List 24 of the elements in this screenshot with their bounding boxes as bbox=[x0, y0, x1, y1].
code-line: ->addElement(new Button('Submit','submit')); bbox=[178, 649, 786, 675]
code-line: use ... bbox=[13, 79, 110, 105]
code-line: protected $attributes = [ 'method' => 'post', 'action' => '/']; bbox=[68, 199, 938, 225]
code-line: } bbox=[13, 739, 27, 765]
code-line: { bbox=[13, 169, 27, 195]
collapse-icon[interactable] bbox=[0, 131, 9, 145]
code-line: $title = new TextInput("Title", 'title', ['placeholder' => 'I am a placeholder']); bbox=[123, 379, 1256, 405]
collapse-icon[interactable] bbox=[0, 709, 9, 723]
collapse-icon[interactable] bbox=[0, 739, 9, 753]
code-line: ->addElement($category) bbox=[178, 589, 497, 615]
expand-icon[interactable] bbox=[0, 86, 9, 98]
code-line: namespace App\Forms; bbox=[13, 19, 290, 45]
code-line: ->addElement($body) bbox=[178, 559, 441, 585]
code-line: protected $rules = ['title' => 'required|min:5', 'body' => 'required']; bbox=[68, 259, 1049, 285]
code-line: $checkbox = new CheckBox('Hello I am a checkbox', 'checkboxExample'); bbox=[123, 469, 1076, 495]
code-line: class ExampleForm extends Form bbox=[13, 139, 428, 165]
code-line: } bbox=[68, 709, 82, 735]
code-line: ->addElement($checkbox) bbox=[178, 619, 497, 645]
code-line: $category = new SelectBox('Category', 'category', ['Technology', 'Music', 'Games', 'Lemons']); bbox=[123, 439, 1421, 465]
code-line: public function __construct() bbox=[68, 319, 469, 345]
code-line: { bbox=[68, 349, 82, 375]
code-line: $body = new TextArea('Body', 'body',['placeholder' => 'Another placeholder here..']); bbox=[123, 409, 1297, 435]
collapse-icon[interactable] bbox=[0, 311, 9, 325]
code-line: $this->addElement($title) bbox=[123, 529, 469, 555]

# [WORK TO BE COMPLETED]
Please rewrite all the lines above, replacing "Lemons" with "Sports" and leaving everything else unchanged.

# [IN RESPONSE]
List 24 of the elements in this screenshot with their bounding boxes as bbox=[x0, y0, x1, y1].
code-line: ->addElement(new Button('Submit','submit')); bbox=[178, 649, 786, 675]
code-line: use ... bbox=[13, 79, 110, 105]
code-line: protected $attributes = [ 'method' => 'post', 'action' => '/']; bbox=[68, 199, 938, 225]
code-line: } bbox=[13, 739, 27, 765]
code-line: { bbox=[13, 169, 27, 195]
collapse-icon[interactable] bbox=[0, 131, 9, 145]
code-line: $title = new TextInput("Title", 'title', ['placeholder' => 'I am a placeholder']); bbox=[123, 379, 1256, 405]
collapse-icon[interactable] bbox=[0, 709, 9, 723]
collapse-icon[interactable] bbox=[0, 739, 9, 753]
code-line: ->addElement($category) bbox=[178, 589, 497, 615]
expand-icon[interactable] bbox=[0, 86, 9, 98]
code-line: namespace App\Forms; bbox=[13, 19, 290, 45]
code-line: ->addElement($body) bbox=[178, 559, 441, 585]
code-line: protected $rules = ['title' => 'required|min:5', 'body' => 'required']; bbox=[68, 259, 1049, 285]
code-line: $checkbox = new CheckBox('Hello I am a checkbox', 'checkboxExample'); bbox=[123, 469, 1076, 495]
code-line: class ExampleForm extends Form bbox=[13, 139, 428, 165]
code-line: } bbox=[68, 709, 82, 735]
code-line: ->addElement($checkbox) bbox=[178, 619, 497, 645]
code-line: $category = new SelectBox('Category', 'category', ['Technology', 'Music', 'Games', 'Sports']); bbox=[123, 439, 1421, 465]
code-line: public function __construct() bbox=[68, 319, 469, 345]
code-line: { bbox=[68, 349, 82, 375]
code-line: $body = new TextArea('Body', 'body',['placeholder' => 'Another placeholder here..']); bbox=[123, 409, 1297, 435]
collapse-icon[interactable] bbox=[0, 311, 9, 325]
code-line: $this->addElement($title) bbox=[123, 529, 469, 555]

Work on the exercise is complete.